⟨

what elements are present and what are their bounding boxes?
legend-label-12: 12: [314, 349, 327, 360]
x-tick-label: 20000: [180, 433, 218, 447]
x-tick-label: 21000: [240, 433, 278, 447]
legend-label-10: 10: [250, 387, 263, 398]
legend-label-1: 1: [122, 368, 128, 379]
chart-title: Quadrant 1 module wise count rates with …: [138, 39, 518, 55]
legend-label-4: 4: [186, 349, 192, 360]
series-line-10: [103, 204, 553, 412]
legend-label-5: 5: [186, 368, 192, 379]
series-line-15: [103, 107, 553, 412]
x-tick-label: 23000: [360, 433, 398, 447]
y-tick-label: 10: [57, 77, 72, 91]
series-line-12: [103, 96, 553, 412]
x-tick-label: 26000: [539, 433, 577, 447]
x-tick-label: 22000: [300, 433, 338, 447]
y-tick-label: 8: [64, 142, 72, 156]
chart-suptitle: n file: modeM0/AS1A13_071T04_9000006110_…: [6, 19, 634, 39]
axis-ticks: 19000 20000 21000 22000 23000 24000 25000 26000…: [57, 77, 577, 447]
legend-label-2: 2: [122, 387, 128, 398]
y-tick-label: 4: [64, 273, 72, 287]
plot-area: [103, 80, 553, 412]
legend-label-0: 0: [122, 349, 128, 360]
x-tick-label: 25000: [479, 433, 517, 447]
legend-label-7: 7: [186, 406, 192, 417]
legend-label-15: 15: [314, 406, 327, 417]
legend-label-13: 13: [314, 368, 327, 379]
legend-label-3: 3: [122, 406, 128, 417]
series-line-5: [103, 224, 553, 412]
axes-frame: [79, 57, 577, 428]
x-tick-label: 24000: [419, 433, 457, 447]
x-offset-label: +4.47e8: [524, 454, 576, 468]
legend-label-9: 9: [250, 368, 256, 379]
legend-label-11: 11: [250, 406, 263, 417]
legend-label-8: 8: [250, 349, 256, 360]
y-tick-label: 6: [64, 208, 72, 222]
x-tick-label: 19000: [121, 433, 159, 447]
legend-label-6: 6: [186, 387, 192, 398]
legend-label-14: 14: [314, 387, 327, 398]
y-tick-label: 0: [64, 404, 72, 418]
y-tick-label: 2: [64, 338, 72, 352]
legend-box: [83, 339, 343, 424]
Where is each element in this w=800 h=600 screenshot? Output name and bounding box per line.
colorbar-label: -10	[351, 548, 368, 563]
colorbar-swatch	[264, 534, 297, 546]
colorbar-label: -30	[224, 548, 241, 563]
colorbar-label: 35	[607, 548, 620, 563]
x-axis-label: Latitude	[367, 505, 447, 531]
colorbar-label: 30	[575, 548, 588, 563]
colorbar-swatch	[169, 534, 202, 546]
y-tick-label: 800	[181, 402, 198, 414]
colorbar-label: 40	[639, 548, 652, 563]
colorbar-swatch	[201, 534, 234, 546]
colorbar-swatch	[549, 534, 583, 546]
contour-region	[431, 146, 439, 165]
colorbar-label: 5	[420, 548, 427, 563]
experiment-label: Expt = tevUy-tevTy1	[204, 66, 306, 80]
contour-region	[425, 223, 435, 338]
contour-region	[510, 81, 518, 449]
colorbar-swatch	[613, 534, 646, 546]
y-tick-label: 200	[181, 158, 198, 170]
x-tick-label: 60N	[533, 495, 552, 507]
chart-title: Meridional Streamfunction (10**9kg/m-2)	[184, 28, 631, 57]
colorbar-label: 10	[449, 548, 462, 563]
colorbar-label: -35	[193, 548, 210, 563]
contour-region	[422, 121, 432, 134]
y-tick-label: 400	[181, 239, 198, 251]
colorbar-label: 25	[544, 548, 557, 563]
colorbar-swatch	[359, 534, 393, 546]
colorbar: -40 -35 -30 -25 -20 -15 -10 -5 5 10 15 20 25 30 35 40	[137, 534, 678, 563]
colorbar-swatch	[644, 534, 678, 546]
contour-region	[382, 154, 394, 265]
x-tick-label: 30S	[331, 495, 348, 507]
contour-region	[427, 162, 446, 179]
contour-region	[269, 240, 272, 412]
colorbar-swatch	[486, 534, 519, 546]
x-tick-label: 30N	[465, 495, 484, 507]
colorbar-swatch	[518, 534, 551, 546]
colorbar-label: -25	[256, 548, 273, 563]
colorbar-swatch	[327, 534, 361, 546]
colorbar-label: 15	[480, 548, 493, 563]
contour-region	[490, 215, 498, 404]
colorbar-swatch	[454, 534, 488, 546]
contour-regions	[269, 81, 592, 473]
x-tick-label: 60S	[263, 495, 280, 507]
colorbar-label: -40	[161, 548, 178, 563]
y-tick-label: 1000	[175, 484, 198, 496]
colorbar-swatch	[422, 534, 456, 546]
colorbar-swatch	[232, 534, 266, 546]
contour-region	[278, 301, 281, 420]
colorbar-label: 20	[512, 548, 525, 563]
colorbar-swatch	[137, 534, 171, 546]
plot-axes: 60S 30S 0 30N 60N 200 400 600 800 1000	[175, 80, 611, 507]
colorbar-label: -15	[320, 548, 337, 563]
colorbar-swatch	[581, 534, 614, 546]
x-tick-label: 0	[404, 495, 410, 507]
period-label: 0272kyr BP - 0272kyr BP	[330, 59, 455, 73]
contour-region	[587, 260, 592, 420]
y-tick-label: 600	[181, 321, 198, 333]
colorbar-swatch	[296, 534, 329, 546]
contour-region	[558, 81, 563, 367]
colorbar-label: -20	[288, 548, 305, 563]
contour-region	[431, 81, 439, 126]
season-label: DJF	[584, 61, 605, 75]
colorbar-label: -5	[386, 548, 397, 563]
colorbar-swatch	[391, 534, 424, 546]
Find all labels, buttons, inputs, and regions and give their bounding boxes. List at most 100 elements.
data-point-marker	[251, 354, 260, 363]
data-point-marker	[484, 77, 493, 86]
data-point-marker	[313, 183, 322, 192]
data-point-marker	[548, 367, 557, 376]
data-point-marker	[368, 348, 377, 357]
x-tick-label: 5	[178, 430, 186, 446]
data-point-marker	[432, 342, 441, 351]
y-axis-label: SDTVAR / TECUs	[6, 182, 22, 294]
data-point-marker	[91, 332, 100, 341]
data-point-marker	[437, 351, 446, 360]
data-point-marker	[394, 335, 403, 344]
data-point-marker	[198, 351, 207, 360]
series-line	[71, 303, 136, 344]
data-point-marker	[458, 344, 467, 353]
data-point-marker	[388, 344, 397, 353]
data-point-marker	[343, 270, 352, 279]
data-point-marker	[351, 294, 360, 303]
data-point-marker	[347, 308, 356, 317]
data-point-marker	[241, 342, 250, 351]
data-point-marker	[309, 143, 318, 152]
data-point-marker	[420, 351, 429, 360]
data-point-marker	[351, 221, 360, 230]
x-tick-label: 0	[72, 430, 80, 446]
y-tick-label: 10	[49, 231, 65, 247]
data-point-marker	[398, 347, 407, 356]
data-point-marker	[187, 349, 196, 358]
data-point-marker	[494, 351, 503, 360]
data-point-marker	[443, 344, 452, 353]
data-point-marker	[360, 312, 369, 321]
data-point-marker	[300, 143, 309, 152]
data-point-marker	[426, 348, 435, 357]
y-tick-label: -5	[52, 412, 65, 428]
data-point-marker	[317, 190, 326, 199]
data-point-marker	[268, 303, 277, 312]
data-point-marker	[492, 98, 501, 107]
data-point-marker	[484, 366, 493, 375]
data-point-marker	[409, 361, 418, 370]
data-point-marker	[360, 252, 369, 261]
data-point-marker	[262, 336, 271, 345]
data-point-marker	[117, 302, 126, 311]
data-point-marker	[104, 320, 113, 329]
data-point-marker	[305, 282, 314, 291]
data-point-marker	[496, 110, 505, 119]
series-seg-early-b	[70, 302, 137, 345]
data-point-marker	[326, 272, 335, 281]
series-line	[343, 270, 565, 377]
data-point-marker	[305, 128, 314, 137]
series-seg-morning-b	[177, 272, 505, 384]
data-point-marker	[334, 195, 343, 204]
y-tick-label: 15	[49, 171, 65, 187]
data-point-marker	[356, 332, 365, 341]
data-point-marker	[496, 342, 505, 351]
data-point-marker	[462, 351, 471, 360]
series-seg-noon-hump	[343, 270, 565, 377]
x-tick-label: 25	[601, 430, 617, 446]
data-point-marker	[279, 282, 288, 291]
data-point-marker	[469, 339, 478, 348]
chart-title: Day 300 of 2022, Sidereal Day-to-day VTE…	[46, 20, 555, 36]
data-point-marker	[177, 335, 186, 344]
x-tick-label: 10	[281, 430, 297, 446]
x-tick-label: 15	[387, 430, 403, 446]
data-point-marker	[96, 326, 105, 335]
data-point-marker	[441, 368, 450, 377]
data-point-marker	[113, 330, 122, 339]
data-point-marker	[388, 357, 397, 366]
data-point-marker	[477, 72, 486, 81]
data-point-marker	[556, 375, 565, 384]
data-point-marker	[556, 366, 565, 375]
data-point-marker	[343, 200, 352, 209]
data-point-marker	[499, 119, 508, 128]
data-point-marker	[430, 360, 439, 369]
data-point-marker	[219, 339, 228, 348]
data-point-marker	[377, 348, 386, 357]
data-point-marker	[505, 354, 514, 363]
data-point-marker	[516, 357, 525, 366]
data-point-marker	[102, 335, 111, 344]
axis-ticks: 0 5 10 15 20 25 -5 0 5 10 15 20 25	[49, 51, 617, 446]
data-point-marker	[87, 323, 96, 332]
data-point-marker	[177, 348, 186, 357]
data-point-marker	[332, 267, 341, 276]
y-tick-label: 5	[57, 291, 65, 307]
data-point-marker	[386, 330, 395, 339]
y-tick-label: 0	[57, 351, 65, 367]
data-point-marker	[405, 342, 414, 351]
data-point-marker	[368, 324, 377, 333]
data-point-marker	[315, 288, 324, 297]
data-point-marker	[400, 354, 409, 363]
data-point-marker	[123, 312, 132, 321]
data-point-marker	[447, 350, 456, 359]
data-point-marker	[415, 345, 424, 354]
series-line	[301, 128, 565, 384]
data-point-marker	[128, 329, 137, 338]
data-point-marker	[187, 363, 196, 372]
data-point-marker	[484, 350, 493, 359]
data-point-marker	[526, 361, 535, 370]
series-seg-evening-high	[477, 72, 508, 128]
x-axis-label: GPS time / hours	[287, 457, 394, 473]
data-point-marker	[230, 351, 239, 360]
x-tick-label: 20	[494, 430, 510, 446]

⟩

What the exercise asks »
Quote everything in the entries above, from the very first line down to the line containing "series-line-10: [103, 204, 553, 412]", with both of those lines included.

Response for this exercise »
what elements are present and what are their bounding boxes?
legend-label-12: 12: [314, 349, 327, 360]
x-tick-label: 20000: [180, 433, 218, 447]
x-tick-label: 21000: [240, 433, 278, 447]
legend-label-10: 10: [250, 387, 263, 398]
legend-label-1: 1: [122, 368, 128, 379]
chart-title: Quadrant 1 module wise count rates with …: [138, 39, 518, 55]
legend-label-4: 4: [186, 349, 192, 360]
series-line-10: [103, 204, 553, 412]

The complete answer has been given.